## ENUNCIADO 1
Localize todas as linhas que contêm a palavra "output" e copie cada uma delas.

------ DOCUMENTO ------

FAMÍLIA E FUNÇÃO SOCIAL

Inez Lemos

Pais separados, lares monoparentais, recasamentos, filhos criados entre não irmãos. O estatuto da família mudou. O mundo moderno tornou-se o lugar em que narciso deita e rola. E dificulta a tarefa do pai e da mãe, que, diante de ofertas sedutoras e exigências de consumo, beleza e visibilidade, se desesperam. A luta hoje é por reconhecimento e prestígio social. As demandas dos pais por resultados imediatos geralmente os impedem de olhar para os filhos como seres de sentimentos - muitos se esquecem de que, quando envolvem filhos, os direitos individuais tornam-se suspensos e reduzidos.

A vida moderna também não é fácil para os homens. Muitos pais se sentem desqualificados diante dos filhos por não conseguirem atender suas exigências de consumo. Inicia-se o processo de culpabilização, atribuindo somente a eles a responsabilidade de fracasso, quando ela é também social - desemprego, crise econômica. Pressionados, os filhos são vistos mais como fardo que como fonte de prazer. Família é lugar de alegria e sofrimento. Não deve ser administrada na lógica empresarial - custo/benefício.

Vários fatores contribuem para a separação dos casais. A insegurança nas relações se ampliou tanto no contexto afetivo como social. Que amanhã nos espera? O desafio está em descobrirmos saídas que não nos oprimam. No fundo da questão, há a idéia de felicidade, que, contaminada pela lógica economicista, vicia o olhar da família. A anatomia das relações afetivas, quando envolve pais e filhos, revela distorção nos valores e na forma de conceber o mundo. Outrora, filho representava orgulho, era visto como o herdeiro de um nome, alguém que daria continuidade ao legado familiar.

A questão financeira era tratada de forma discreta e se restringia ao âmbito da família. Não era comum contabilizar os custos da educação da prole - hábito que hoje se tornou corriqueiro. Como podemos desejar jovens menos interesseiros se os educamos mais voltados para a conta bancária que para a conta da satisfação? Se o sentimento que cultuamos é o da competição, do levar vantagem a qualquer custo, como podemos esperar posturas generosas e amigáveis na hora em que eles, já casados, resolvem se separar?

------ LINHAS DE DADOS ------

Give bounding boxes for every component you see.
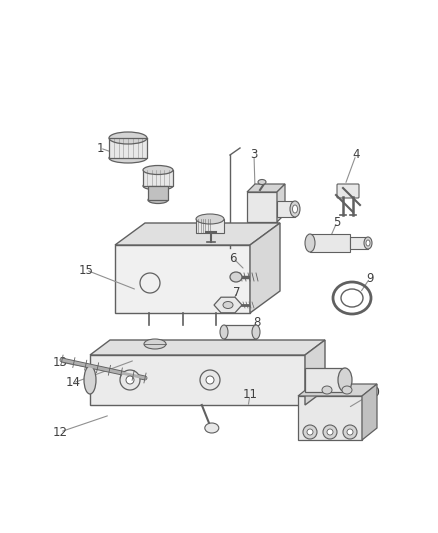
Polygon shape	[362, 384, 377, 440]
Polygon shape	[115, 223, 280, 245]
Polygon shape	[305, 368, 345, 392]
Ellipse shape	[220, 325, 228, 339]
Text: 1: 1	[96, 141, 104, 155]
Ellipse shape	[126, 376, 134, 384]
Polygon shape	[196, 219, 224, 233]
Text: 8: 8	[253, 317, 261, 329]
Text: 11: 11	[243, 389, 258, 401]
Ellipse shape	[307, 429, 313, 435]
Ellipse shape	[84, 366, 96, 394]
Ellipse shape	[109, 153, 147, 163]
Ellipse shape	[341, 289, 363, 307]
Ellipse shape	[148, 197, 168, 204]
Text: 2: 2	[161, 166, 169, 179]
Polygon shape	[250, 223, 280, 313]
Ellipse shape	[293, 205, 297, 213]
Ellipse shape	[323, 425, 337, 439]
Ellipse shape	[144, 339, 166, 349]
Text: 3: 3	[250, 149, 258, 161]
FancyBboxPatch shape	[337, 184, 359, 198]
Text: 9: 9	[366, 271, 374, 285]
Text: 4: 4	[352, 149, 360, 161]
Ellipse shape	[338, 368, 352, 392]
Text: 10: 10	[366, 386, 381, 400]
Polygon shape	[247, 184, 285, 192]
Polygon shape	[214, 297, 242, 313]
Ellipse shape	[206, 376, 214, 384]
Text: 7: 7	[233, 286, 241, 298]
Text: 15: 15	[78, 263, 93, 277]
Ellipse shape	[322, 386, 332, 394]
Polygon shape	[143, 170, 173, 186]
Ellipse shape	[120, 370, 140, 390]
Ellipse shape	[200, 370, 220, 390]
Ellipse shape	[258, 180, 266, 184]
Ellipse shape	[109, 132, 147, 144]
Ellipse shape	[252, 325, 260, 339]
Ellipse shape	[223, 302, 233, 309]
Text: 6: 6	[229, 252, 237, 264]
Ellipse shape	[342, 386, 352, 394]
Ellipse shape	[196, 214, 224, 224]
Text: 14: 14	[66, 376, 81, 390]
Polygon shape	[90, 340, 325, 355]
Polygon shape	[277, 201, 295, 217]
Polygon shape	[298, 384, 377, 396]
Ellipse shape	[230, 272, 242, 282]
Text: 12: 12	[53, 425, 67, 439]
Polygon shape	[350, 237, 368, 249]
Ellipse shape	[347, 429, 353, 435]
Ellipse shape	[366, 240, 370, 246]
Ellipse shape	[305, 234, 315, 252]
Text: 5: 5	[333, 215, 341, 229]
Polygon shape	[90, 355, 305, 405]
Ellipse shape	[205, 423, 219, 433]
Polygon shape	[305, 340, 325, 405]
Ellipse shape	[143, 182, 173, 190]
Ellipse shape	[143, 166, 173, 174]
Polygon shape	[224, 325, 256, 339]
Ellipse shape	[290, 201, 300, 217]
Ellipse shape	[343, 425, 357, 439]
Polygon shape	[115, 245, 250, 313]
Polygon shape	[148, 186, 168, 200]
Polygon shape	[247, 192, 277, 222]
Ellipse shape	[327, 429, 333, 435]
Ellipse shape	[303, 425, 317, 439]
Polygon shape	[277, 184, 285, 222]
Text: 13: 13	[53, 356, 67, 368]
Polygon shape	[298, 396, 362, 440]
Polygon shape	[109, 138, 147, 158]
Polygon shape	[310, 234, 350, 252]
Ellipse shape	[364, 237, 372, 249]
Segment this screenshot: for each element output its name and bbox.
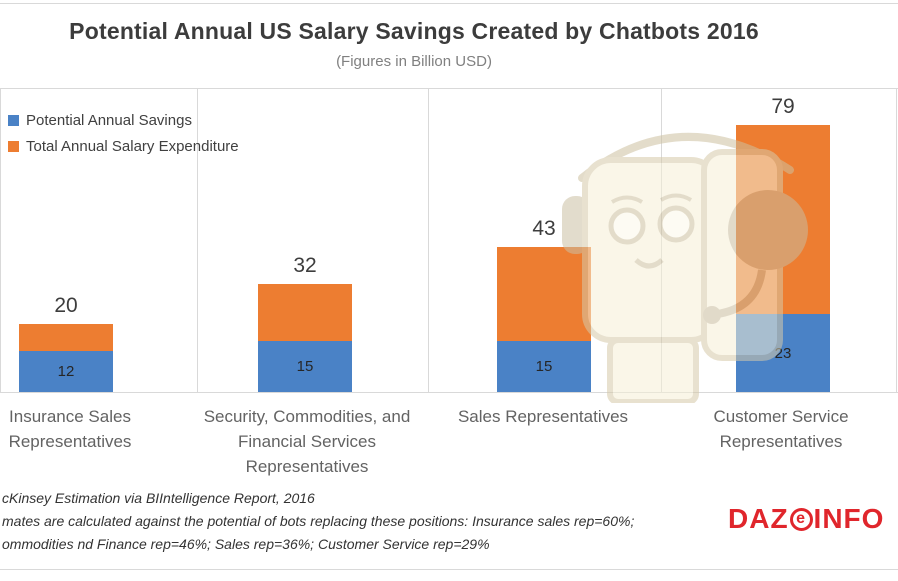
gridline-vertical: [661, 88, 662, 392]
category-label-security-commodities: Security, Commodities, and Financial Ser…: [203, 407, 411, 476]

------

## ENUNCIADO 2
Diga, por favor, se cada afirmação a seguir está de acordo com o texto sobre família e função social, respondendo sim ou não e citando literalmente as palavras do texto que decidem a resposta.
(a) A família deve ser administrada segundo a lógica de custo/benefício.
(b) Antigamente, o filho era visto como o herdeiro de um nome.
(c) A questão financeira era tratada abertamente, fora do âmbito da família.

## RESOLUÇÃO DETALHADA 1
Segment this screenshot: for each element output its name and bbox.

## RESOLUÇÃO DETALHADA 2
(a) Não: "Não deve ser administrada na lógica empresarial - custo/benefício."
(b) Sim: "Outrora, filho representava orgulho, era visto como o herdeiro de um nome"
(c) Não: "A questão financeira era tratada de forma discreta e se restringia ao âmbito da família."